## Start Data extract
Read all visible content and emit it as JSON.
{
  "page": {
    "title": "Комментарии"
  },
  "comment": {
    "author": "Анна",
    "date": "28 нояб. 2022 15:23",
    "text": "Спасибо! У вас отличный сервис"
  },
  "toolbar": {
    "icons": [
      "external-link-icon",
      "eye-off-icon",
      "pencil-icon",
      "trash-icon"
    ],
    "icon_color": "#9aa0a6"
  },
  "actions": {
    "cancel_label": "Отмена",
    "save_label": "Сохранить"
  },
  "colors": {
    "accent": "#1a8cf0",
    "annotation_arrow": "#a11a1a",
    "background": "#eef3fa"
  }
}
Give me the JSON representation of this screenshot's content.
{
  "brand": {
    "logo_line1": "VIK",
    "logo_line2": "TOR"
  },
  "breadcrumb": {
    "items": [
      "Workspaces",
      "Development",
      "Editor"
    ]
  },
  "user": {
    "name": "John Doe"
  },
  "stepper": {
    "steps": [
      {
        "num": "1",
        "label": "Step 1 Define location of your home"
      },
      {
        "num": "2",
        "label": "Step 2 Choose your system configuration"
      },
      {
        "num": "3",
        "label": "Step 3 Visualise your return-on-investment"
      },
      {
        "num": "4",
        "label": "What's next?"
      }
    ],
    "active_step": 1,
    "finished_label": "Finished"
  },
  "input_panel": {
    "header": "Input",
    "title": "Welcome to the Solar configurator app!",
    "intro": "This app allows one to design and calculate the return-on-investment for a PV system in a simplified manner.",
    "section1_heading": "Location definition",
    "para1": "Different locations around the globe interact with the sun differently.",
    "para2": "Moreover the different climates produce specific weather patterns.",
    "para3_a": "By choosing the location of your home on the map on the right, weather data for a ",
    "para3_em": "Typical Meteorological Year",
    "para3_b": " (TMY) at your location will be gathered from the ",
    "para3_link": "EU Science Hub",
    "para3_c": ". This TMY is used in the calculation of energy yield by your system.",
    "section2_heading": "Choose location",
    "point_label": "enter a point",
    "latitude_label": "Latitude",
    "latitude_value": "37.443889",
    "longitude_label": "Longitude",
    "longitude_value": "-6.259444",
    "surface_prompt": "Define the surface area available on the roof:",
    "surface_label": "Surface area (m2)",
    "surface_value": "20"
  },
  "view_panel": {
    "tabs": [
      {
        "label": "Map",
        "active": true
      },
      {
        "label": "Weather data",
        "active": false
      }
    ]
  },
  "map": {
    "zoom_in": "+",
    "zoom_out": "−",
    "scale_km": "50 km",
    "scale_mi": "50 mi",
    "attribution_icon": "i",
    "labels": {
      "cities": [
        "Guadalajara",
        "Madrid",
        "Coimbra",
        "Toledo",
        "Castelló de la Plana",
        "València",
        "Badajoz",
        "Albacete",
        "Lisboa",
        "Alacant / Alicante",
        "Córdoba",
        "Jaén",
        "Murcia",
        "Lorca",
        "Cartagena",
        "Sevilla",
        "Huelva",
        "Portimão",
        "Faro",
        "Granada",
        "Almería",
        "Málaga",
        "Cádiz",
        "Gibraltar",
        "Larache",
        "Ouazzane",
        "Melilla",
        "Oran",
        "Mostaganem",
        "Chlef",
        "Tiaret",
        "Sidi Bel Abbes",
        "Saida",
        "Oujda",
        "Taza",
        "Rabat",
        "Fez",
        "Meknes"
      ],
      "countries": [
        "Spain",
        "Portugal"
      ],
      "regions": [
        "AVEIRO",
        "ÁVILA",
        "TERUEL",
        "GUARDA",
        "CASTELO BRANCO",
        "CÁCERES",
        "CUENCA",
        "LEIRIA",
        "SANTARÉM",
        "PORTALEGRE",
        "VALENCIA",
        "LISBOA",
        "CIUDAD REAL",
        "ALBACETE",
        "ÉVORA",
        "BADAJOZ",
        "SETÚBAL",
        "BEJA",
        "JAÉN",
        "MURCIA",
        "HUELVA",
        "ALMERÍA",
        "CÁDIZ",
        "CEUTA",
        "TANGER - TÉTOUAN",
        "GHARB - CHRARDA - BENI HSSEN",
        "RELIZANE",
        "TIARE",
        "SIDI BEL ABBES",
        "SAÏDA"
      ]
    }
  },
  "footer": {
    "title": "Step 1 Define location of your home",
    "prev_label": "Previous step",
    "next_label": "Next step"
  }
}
## End Data extract
▶ Required work
From the entries above, copy every line where the word "area" shows up.

▶ Task result
    "surface_prompt": "Define the surface area available on the roof:",
    "surface_label": "Surface area (m2)",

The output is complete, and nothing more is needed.